• **Written instruction**
Work out how many lines have "found" in them. Give only that number.

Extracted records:
_ _ _

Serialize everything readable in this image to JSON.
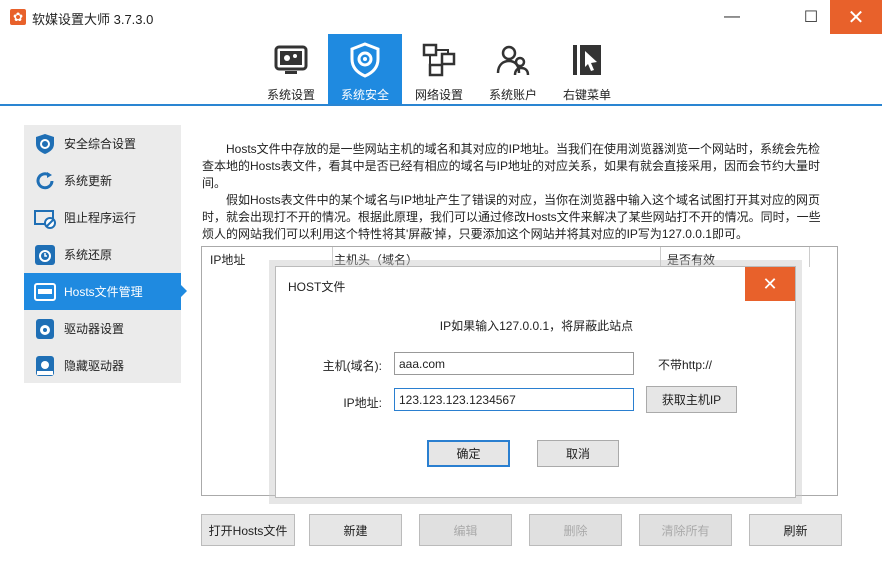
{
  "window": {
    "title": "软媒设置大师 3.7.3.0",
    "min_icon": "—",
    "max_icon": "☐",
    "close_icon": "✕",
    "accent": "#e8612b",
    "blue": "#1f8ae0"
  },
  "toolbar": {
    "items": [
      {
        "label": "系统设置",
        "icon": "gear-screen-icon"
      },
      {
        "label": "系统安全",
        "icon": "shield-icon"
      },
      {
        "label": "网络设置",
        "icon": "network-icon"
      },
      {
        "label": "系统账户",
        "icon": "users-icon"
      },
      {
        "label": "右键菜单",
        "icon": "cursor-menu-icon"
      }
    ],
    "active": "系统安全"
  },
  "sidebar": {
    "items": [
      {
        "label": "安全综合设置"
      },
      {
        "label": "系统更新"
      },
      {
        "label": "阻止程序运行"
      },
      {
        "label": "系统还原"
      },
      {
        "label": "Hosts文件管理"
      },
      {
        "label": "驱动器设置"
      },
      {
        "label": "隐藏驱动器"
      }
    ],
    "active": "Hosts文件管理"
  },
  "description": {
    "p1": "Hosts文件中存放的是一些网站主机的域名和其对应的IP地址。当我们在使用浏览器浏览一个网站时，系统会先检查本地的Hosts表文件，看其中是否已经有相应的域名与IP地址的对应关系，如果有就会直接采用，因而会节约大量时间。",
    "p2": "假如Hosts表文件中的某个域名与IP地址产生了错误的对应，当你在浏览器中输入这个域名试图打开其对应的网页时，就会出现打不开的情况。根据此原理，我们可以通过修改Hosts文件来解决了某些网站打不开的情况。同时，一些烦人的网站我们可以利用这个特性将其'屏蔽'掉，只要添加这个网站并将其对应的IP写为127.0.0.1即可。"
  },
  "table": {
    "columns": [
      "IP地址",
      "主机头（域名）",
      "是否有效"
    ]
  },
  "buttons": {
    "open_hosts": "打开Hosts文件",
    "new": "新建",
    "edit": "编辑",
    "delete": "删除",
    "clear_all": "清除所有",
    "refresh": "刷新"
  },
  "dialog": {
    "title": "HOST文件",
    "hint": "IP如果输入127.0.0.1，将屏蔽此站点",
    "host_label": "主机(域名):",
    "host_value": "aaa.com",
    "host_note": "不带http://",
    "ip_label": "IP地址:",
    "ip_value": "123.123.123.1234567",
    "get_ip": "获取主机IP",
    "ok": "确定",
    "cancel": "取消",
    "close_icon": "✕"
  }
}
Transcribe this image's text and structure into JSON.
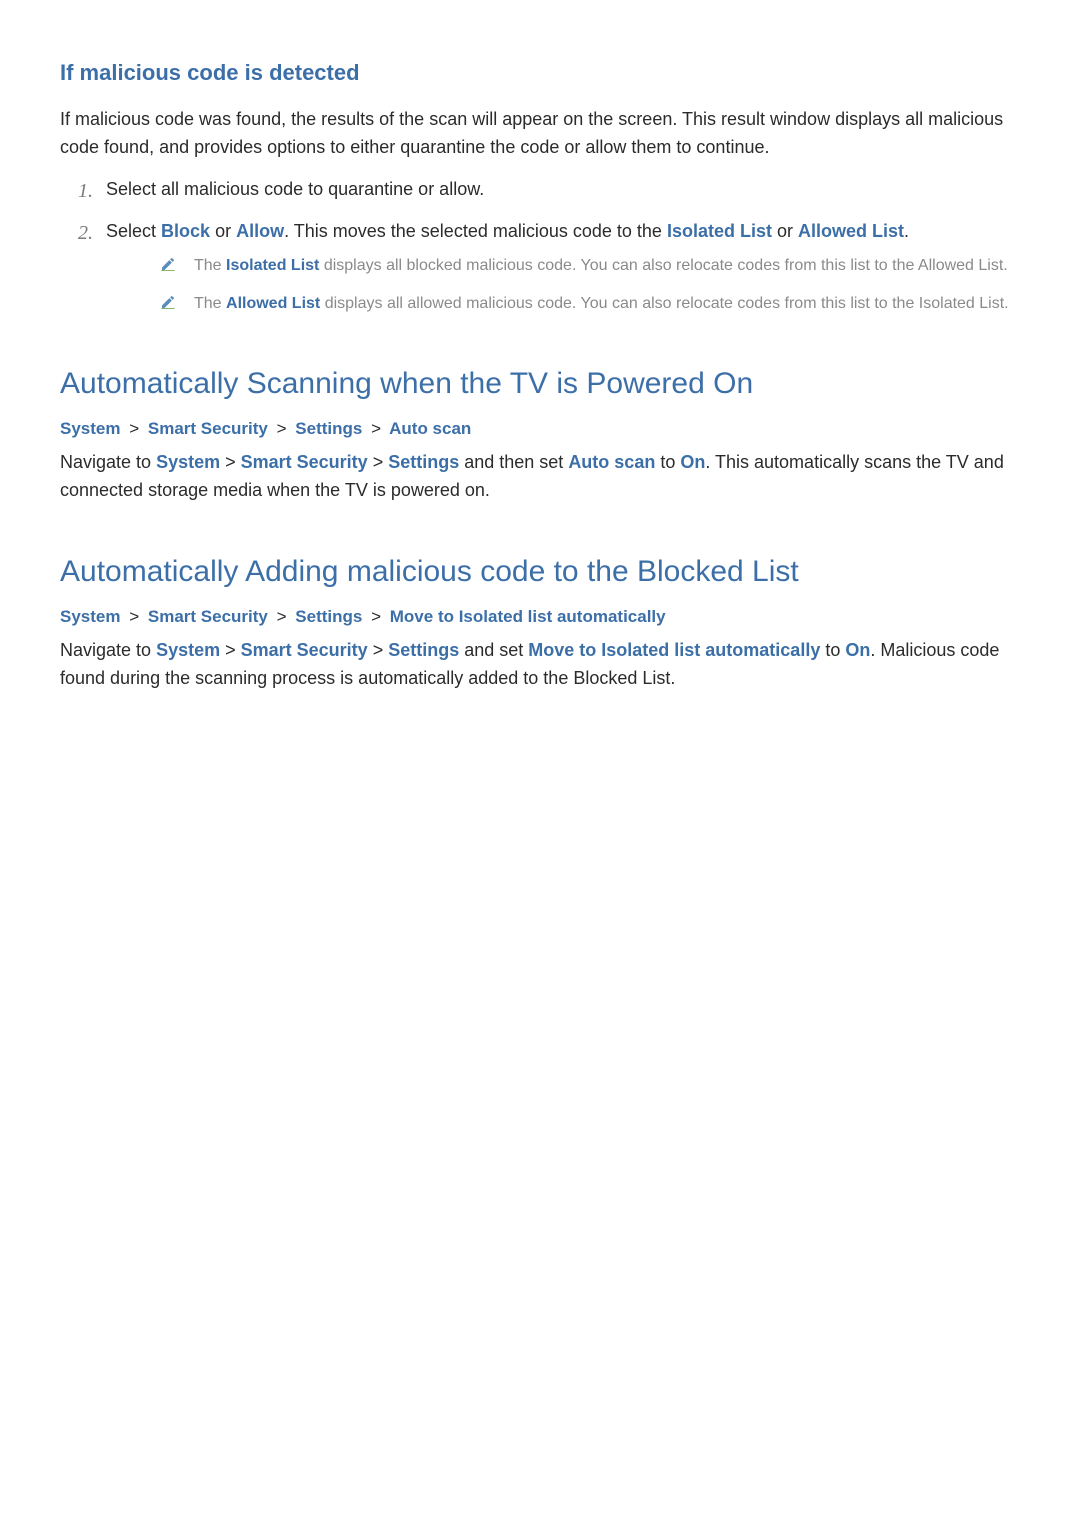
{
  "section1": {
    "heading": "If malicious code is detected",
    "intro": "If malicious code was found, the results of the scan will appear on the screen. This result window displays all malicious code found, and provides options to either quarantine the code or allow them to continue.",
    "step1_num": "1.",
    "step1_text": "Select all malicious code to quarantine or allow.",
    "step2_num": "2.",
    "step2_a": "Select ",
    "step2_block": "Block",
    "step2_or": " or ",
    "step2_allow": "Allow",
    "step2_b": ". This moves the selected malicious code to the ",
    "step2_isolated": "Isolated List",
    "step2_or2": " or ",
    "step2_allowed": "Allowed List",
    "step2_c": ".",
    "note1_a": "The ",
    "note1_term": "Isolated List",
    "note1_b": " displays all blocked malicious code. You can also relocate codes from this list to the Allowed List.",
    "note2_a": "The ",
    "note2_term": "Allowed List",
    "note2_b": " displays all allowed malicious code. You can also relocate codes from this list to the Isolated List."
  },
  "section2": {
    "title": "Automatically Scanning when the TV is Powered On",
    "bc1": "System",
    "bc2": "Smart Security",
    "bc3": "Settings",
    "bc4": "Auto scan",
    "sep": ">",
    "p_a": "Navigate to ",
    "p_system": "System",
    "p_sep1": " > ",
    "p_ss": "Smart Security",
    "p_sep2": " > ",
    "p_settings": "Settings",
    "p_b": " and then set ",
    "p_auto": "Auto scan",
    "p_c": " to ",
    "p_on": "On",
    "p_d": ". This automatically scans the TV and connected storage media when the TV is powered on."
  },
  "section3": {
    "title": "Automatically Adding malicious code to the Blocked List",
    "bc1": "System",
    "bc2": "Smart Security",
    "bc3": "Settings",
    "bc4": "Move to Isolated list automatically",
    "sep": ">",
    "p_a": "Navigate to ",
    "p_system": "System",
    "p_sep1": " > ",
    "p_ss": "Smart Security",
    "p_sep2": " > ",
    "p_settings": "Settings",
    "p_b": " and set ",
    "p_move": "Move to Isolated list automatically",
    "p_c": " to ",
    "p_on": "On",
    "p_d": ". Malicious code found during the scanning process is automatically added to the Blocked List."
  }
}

_ _ _

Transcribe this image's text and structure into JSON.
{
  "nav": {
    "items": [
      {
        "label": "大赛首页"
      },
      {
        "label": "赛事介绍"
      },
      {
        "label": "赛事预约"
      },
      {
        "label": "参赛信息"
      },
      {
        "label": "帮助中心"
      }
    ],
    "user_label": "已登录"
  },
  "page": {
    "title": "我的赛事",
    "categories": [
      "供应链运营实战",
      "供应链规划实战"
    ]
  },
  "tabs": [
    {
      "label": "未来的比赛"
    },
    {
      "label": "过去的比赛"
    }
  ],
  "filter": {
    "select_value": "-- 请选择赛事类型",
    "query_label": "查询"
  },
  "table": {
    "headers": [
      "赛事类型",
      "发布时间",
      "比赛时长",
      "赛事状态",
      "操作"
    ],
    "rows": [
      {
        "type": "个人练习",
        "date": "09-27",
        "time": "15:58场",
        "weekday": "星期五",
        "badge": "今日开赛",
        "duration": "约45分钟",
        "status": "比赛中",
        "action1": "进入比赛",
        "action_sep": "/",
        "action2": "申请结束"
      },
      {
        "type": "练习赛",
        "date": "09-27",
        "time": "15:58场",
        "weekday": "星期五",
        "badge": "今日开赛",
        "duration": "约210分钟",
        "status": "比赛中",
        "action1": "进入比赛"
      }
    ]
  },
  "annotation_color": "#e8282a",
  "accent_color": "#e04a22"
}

_ _ _

• **Task result**
2